Work required:
Gather all lines in the records below that include the word "TEXTO".

(Stored data)
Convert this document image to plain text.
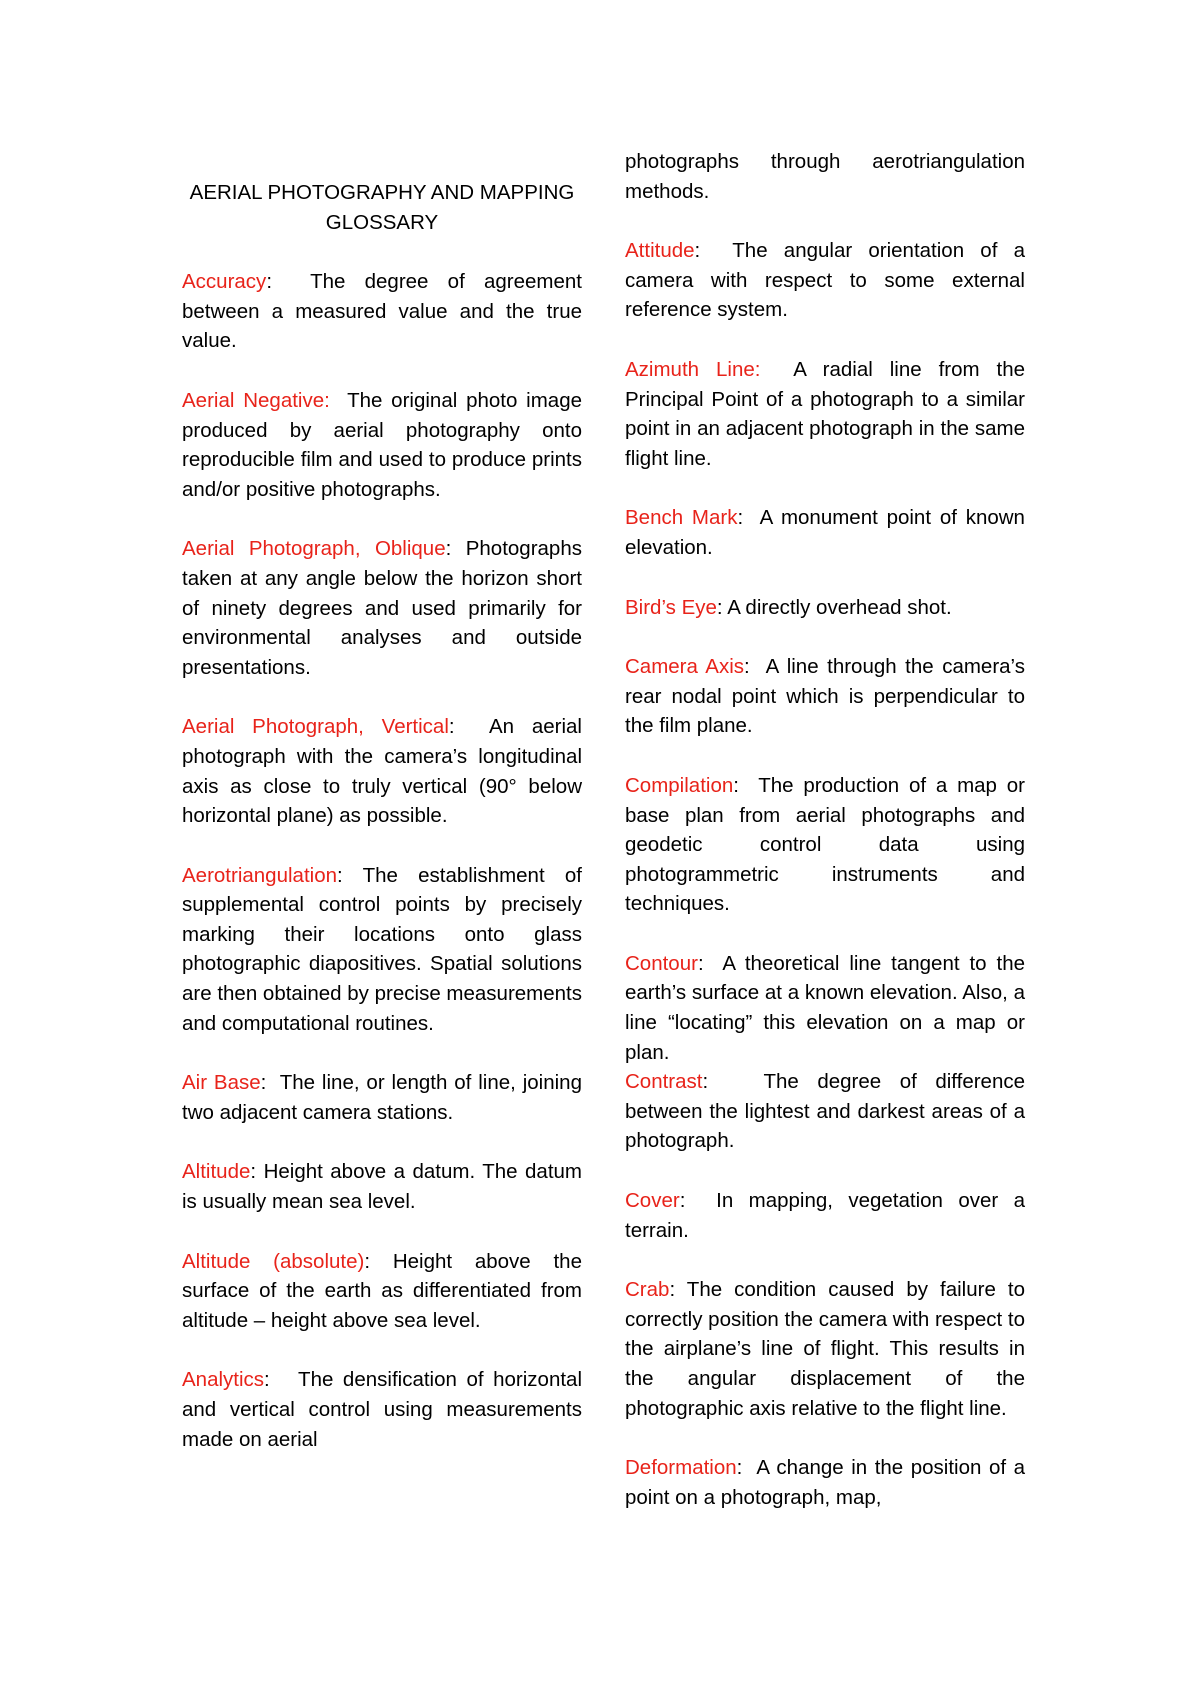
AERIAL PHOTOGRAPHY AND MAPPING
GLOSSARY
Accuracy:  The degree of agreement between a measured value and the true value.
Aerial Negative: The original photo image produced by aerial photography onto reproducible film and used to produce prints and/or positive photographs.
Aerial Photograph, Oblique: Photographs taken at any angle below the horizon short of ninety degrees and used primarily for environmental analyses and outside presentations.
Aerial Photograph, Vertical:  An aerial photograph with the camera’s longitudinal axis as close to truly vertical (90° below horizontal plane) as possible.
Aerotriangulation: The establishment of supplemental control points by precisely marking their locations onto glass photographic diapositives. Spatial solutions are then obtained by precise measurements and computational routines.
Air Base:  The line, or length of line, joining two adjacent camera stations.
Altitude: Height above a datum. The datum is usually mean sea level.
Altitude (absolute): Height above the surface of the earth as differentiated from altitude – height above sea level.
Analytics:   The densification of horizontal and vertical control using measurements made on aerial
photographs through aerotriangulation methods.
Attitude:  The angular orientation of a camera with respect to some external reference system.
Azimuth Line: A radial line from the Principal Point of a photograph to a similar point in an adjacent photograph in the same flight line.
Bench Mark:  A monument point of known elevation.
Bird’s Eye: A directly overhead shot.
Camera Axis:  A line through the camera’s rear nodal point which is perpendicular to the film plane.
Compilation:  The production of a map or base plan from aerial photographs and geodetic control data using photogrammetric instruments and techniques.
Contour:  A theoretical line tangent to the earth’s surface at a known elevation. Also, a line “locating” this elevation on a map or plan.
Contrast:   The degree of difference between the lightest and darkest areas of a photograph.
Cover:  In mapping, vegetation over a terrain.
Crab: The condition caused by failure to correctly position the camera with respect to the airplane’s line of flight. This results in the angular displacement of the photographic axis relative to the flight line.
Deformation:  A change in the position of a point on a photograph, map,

--

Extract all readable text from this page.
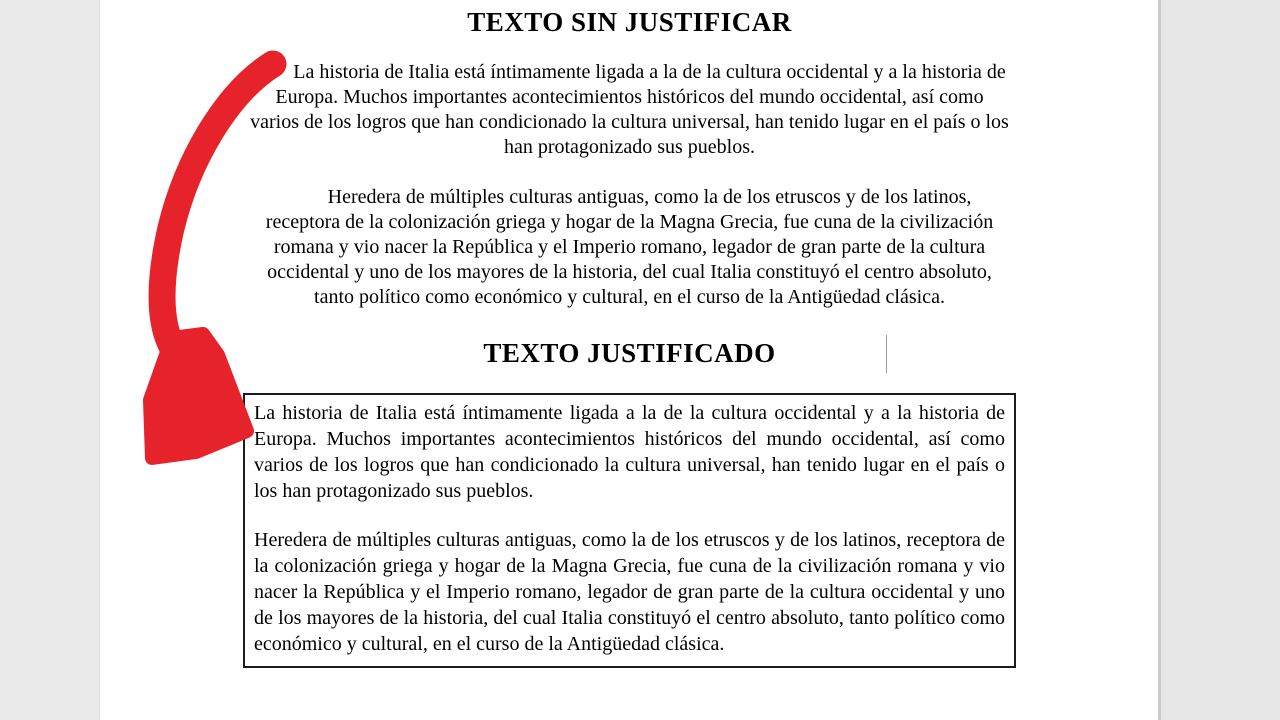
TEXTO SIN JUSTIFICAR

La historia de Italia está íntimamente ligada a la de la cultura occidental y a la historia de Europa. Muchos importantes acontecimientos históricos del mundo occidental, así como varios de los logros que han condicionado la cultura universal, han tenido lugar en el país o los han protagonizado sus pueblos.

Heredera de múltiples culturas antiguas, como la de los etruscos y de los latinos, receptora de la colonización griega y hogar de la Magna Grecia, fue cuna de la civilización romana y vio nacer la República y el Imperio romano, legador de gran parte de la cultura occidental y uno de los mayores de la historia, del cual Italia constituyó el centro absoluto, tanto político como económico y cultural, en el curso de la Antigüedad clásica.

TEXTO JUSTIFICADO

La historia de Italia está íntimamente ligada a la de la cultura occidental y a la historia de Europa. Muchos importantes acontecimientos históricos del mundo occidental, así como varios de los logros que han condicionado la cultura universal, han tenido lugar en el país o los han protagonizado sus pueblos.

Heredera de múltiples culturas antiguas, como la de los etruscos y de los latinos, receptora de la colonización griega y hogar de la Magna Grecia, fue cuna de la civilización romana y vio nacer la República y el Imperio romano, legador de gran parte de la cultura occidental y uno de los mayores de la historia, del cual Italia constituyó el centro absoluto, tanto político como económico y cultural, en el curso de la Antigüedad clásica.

Full output:
TEXTO SIN JUSTIFICAR
TEXTO JUSTIFICADO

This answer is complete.